REQUEST: Every line below that mentions the word "JSON" should be copied out.

INFORMATION GIVEN:
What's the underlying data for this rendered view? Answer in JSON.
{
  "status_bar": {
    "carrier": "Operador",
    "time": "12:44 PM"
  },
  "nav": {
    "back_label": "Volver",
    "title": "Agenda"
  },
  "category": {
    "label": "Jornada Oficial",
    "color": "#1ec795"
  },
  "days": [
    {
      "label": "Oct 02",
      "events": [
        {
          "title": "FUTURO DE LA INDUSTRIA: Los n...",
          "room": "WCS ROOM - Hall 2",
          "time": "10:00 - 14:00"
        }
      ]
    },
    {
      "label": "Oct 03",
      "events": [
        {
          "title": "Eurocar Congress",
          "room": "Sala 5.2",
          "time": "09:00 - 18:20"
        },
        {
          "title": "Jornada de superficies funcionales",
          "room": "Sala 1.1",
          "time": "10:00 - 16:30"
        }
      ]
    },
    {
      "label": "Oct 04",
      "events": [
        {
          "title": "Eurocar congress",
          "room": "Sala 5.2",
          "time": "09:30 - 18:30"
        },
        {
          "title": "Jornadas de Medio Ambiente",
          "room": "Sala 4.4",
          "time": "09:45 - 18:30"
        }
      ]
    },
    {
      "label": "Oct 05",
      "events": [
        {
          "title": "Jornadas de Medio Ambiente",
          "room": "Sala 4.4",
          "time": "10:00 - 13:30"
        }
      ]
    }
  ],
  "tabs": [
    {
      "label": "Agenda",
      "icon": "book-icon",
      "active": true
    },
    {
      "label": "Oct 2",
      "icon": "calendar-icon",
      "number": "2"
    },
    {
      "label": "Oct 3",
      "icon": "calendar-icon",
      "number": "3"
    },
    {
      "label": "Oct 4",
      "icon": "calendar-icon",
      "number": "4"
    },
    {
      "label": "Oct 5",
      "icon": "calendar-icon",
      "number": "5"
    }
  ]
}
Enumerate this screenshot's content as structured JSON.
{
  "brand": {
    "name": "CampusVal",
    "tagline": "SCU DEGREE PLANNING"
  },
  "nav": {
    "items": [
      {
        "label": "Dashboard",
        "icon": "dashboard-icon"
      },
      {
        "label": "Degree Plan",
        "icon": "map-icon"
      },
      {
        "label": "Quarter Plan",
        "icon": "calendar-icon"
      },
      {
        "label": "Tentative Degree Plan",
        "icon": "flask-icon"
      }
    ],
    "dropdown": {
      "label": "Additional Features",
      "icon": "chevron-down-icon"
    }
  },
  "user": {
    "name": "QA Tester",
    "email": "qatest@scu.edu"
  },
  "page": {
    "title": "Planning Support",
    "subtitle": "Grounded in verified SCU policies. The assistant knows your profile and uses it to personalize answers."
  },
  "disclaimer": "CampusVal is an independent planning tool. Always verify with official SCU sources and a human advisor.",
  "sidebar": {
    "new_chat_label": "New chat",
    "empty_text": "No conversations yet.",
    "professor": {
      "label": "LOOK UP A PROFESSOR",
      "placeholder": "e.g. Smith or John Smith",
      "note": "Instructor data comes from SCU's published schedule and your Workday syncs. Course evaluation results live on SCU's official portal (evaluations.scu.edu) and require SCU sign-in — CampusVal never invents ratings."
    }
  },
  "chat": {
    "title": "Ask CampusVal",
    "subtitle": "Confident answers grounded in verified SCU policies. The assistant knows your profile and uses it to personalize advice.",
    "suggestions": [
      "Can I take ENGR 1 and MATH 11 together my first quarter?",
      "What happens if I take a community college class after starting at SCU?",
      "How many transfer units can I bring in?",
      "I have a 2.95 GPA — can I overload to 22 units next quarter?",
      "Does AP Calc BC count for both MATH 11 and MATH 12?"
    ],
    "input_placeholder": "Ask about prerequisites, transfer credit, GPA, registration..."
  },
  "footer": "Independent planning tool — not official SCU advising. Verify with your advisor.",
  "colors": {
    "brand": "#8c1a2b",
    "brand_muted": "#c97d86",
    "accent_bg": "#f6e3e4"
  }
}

RESPONSE TO THE TASK:
What's the underlying data for this rendered view? Answer in JSON.
Enumerate this screenshot's content as structured JSON.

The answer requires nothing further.